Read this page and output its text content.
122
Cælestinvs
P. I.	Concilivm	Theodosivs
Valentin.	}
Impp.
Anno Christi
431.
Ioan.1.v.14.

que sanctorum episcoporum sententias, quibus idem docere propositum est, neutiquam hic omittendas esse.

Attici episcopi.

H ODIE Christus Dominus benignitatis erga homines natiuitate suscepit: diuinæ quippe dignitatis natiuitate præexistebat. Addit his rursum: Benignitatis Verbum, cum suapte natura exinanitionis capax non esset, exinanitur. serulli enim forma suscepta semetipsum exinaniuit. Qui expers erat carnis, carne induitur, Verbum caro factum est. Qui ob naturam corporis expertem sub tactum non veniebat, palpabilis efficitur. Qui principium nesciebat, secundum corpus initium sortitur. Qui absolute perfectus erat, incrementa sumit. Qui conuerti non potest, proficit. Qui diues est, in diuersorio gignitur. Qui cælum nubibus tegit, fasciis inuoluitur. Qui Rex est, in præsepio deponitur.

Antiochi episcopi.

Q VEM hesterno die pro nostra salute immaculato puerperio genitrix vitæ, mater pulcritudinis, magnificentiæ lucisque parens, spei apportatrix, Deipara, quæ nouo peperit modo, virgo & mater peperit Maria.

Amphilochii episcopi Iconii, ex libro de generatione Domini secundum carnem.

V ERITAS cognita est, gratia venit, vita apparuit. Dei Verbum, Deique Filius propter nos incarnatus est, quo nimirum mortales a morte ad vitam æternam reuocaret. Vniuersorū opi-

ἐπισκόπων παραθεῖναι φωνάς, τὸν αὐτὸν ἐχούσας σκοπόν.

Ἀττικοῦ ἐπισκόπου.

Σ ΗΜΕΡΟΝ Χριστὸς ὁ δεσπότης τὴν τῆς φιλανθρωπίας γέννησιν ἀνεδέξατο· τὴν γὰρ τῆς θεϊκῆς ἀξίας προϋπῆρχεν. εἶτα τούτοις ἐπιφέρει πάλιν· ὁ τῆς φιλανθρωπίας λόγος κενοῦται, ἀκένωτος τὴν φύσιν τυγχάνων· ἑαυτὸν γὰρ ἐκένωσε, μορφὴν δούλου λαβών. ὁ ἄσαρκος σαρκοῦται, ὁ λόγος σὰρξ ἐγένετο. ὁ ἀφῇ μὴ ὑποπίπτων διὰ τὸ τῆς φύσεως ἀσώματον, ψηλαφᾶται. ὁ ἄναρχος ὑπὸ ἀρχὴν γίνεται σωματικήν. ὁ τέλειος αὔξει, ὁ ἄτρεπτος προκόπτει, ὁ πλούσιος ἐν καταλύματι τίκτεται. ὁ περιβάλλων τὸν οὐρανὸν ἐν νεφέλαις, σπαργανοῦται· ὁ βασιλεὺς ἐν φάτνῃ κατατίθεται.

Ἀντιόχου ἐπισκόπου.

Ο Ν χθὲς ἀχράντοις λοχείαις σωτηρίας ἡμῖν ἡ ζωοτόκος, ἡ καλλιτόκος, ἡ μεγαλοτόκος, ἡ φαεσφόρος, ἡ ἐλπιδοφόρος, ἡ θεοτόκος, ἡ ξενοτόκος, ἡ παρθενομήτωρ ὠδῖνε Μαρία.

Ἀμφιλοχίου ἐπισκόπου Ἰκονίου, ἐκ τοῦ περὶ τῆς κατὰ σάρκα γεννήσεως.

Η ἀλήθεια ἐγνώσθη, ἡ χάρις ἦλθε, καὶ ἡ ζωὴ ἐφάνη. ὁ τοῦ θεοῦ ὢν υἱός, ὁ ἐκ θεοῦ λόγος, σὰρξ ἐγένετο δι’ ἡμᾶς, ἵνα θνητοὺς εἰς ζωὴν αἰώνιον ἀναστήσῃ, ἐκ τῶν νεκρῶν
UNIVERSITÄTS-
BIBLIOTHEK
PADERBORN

(WORK TO DO): Single out each line of the records above with the string "episcopi" in it, and copy it.

(RESPONSE TO THE EXERCISE):
Attici episcopi.
Antiochi episcopi.
Amphilochii episcopi Iconii, ex libro de generatione Domini secundum carnem.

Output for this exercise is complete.